**EXTRACTED INFORMATION**
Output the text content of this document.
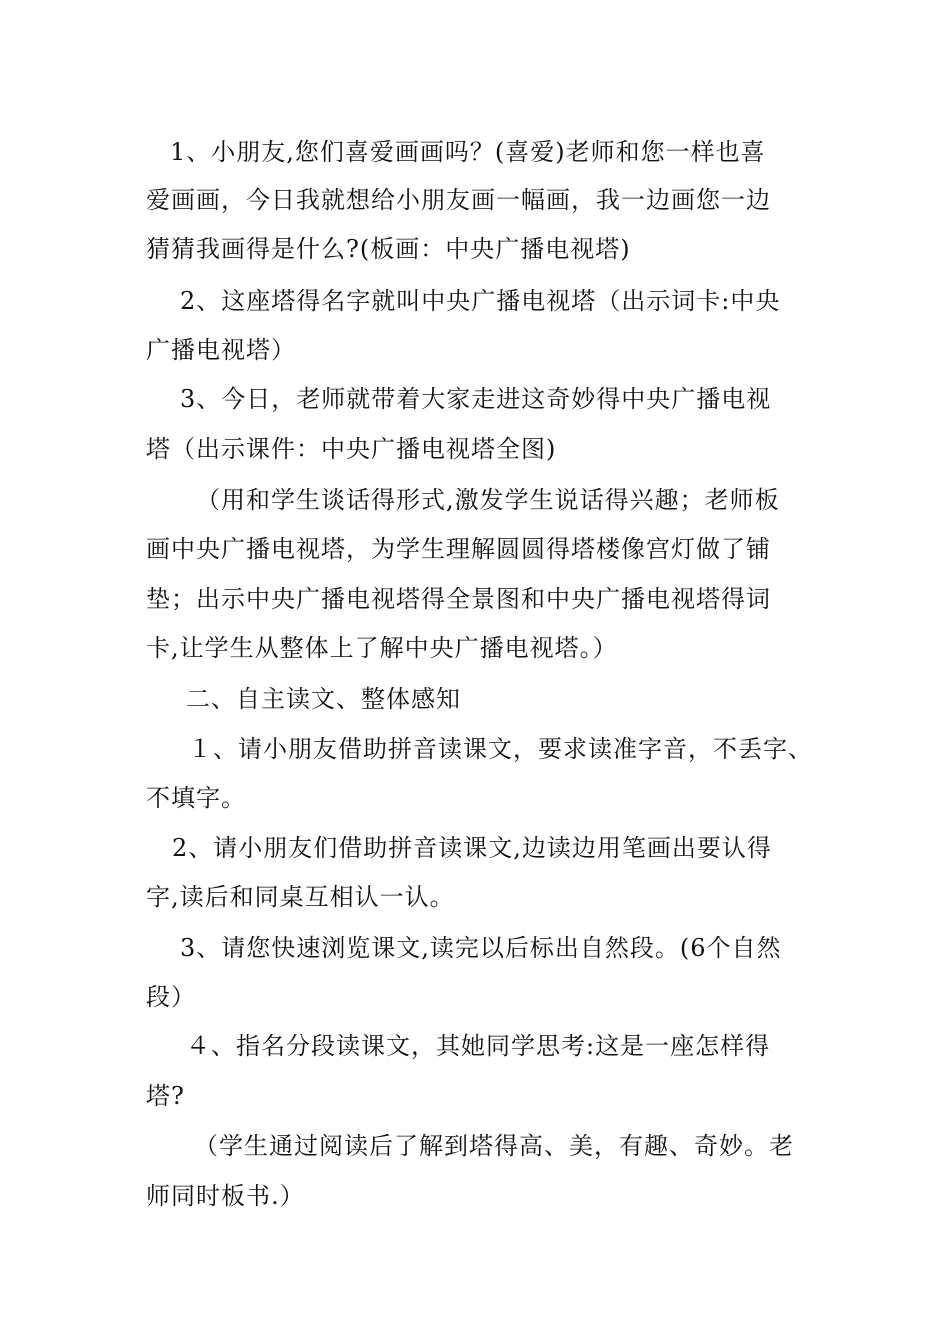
1、小朋友,您们喜爱画画吗？(喜爱)老师和您一样也喜
爱画画，今日我就想给小朋友画一幅画，我一边画您一边
猜猜我画得是什么?(板画：中央广播电视塔)
2、这座塔得名字就叫中央广播电视塔（出示词卡:中央
广播电视塔）
3、今日，老师就带着大家走进这奇妙得中央广播电视
塔（出示课件：中央广播电视塔全图)
（用和学生谈话得形式,激发学生说话得兴趣；老师板
画中央广播电视塔，为学生理解圆圆得塔楼像宫灯做了铺
垫；出示中央广播电视塔得全景图和中央广播电视塔得词
卡,让学生从整体上了解中央广播电视塔。）
二、自主读文、整体感知
１、请小朋友借助拼音读课文，要求读准字音，不丢字、
不填字。
2、请小朋友们借助拼音读课文,边读边用笔画出要认得
字,读后和同桌互相认一认。
3、请您快速浏览课文,读完以后标出自然段。(6个自然
段）
４、指名分段读课文，其她同学思考:这是一座怎样得
塔?
（学生通过阅读后了解到塔得高、美，有趣、奇妙。老
师同时板书.）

**EXERCISE DETAILS**
Omit every image. Quote each record exactly.

**THE OUTPUT**
Output the text content of this document.
1、小朋友,您们喜爱画画吗？(喜爱)老师和您一样也喜
爱画画，今日我就想给小朋友画一幅画，我一边画您一边
猜猜我画得是什么?(板画：中央广播电视塔)
2、这座塔得名字就叫中央广播电视塔（出示词卡:中央
广播电视塔）
3、今日，老师就带着大家走进这奇妙得中央广播电视
塔（出示课件：中央广播电视塔全图)
（用和学生谈话得形式,激发学生说话得兴趣；老师板
画中央广播电视塔，为学生理解圆圆得塔楼像宫灯做了铺
垫；出示中央广播电视塔得全景图和中央广播电视塔得词
卡,让学生从整体上了解中央广播电视塔。）
二、自主读文、整体感知
１、请小朋友借助拼音读课文，要求读准字音，不丢字、
不填字。
2、请小朋友们借助拼音读课文,边读边用笔画出要认得
字,读后和同桌互相认一认。
3、请您快速浏览课文,读完以后标出自然段。(6个自然
段）
４、指名分段读课文，其她同学思考:这是一座怎样得
塔?
（学生通过阅读后了解到塔得高、美，有趣、奇妙。老
师同时板书.）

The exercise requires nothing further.